**CONSEGNA 1**
Nel brano sulle nomine dei cardinali, chi è stato nominato cardinale dal Papa ieri?

**ESTRATTO FORNITO**
Ieri il Papa ha nominato cardinale il vescovo dell’Aquila (Giuseppe Petrocchi), negli scorsi anni era toccato a pastori di diocesi abbastanza piccole e comunque marginali nella storia della Chiesa, come Perugia (Gualtiero Bassetti) e Cassano allo Ionio (Nunzio Galantino, diventato nel tempo uno degli alti prelati più stretti al pontefice). L’onore della berretta rossa, invece, non è toccato a pastori che guidano diocesi strategiche, a cominciare da Mario Delpini, da alcuni mesi a capo della diocesi meneghina dopo le dimissioni per raggiunti limiti di età di Angelo Scola: nel clero locale milanese la scelta ha destato sconcerto, anche perché è invece diventato cardinale Angelo De Donatis, che guida da vicario la diocesi di Roma, nominato proprio insieme a Delpini.

Perdono un altro giro anche altri vescovi di primissimo piano nella Chiesa italiana. Il caso più incredibile è quello del patriarca di Venezia Francesco Moraglia: parliamo di una arcidiocesi che nel secolo scorso ha espresso ben tre papi, Pio X (Giovanni Sarto), Giovanni XXIII (Angelo Roncalli) e Giovanni Paolo I (Albino Luciani). Niente da fare neppure per Torino, diocesi in cui si trova la Sacra Sindone: ormai sembra che Cesare Nosiglia non diventerà mai cardinale.

**CONSEGNA 2**
Indica quante righe contengono la stringa "ADREA", tenendo conto di maiuscole e minuscole. Scrivi soltanto il numero.

Dati delle coordinate di impaginazione:
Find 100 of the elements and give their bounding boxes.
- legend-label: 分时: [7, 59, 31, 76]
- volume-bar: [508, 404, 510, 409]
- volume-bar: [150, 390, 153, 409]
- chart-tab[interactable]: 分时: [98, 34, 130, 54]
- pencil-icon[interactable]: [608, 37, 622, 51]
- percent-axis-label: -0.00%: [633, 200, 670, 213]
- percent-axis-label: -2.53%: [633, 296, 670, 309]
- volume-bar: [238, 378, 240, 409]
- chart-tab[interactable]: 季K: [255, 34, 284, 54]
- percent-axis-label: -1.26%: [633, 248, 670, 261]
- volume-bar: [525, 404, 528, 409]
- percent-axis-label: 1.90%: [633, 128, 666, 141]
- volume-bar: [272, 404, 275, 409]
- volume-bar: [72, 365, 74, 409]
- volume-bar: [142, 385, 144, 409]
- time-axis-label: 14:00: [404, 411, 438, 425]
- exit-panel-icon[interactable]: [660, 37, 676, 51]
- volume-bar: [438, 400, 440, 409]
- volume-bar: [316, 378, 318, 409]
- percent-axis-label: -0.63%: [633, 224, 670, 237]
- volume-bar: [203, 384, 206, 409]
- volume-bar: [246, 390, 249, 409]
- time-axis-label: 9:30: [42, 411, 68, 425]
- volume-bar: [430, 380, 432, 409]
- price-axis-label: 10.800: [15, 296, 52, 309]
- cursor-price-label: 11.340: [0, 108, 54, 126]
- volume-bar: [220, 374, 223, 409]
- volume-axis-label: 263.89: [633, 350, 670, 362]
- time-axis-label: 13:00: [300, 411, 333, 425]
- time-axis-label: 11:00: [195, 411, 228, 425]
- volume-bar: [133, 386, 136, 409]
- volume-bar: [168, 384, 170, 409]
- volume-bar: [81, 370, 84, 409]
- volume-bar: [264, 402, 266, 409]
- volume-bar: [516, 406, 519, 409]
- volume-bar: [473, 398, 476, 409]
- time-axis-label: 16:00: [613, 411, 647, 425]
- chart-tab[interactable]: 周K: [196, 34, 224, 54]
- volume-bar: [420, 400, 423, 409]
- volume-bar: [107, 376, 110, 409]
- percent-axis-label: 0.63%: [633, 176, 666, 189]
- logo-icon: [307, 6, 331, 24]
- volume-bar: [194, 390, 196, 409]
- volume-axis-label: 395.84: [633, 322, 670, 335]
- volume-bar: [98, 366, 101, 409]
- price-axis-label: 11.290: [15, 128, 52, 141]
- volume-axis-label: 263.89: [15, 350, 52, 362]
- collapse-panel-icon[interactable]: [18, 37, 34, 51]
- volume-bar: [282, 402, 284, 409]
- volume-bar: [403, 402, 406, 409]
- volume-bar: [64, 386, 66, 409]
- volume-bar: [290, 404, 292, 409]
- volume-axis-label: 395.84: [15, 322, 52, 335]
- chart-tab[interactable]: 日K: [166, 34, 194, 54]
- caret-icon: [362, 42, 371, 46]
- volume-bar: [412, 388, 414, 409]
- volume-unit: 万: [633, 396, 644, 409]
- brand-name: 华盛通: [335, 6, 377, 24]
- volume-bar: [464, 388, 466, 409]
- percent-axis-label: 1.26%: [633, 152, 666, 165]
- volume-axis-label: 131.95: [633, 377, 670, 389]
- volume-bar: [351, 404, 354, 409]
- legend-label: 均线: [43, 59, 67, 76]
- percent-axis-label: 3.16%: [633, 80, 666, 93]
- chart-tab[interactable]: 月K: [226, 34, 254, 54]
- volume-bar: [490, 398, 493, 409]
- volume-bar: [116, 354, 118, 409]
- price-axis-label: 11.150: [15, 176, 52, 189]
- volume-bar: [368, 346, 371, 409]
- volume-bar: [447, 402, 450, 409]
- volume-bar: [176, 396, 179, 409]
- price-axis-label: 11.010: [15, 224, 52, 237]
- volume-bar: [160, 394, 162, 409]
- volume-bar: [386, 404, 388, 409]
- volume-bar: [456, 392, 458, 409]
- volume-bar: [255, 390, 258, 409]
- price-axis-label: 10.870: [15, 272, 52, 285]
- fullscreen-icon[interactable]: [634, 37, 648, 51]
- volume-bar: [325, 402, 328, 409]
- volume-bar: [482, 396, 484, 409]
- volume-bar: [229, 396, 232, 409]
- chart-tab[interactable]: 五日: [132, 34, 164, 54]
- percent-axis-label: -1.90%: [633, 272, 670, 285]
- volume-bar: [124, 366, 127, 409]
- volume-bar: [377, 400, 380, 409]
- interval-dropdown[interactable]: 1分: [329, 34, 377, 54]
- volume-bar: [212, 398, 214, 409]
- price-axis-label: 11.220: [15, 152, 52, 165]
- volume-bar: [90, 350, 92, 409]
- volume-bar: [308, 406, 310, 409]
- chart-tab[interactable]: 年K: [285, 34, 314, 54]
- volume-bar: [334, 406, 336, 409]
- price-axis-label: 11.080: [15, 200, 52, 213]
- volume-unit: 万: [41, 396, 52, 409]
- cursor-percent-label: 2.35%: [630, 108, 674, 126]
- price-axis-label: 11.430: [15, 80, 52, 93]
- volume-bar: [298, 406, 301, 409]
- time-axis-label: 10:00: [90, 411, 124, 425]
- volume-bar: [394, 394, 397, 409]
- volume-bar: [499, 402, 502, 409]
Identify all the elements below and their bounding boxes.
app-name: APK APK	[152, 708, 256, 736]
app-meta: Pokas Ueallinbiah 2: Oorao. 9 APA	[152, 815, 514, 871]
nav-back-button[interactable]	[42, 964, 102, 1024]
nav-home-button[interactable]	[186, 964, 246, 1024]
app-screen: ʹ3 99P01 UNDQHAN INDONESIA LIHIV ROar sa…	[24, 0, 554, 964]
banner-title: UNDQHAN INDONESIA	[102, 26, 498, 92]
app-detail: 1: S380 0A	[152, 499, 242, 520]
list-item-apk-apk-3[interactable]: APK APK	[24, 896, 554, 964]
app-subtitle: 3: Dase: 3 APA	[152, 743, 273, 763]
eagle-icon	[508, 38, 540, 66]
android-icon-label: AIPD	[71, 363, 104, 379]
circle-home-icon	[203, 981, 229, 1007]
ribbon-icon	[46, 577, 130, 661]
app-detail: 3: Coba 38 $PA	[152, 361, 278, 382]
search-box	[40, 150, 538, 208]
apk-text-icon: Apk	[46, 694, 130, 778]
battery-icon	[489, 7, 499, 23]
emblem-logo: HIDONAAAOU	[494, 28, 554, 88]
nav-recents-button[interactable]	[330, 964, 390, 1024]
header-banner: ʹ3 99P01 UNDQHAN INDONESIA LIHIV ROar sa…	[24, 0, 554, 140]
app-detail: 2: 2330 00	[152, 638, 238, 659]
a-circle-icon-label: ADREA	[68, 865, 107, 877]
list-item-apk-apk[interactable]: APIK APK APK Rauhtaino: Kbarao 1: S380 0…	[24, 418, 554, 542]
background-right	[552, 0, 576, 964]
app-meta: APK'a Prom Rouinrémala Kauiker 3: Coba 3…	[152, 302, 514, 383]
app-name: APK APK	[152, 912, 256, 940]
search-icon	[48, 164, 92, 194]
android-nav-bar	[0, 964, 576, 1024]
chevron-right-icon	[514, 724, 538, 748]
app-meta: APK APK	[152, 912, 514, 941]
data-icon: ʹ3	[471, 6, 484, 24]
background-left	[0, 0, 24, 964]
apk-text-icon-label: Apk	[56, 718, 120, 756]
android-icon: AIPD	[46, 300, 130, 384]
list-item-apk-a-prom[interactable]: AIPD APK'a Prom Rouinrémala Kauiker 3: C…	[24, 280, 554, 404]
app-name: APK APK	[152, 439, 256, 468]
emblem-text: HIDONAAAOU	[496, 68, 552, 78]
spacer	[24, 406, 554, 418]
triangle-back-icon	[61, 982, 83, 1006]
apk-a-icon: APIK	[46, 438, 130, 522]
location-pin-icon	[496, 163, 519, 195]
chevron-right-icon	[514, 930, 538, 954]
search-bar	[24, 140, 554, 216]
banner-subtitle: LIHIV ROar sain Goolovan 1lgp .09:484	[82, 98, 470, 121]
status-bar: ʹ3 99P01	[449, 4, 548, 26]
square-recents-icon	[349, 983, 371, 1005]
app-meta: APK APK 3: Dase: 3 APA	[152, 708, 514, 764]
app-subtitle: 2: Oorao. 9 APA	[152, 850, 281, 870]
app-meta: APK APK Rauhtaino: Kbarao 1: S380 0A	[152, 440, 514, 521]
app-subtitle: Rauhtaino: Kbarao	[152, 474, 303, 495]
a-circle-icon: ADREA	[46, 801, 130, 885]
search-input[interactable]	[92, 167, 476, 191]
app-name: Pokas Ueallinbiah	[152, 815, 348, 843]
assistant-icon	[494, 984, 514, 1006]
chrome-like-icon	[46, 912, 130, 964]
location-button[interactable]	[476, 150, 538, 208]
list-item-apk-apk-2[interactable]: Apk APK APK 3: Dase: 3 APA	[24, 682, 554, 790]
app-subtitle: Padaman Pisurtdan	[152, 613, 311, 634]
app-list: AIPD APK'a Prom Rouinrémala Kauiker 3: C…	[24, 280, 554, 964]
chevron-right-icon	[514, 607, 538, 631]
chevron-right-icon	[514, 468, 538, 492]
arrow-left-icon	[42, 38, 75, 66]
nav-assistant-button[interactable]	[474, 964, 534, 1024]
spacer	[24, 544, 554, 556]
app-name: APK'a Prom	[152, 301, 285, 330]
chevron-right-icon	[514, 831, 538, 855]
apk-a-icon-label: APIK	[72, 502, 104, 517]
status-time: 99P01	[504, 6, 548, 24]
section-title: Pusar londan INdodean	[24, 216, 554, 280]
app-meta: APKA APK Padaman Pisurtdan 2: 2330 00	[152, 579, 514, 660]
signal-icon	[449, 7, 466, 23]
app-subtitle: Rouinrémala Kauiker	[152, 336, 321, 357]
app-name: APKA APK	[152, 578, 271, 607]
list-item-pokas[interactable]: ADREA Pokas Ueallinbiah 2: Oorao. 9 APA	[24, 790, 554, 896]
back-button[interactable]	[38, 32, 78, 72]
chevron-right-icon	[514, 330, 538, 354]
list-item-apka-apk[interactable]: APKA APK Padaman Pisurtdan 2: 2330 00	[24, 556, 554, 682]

**RISPOSTA 1**
Il vescovo dell'Aquila, Giuseppe Petrocchi.

**RISPOSTA 2**
3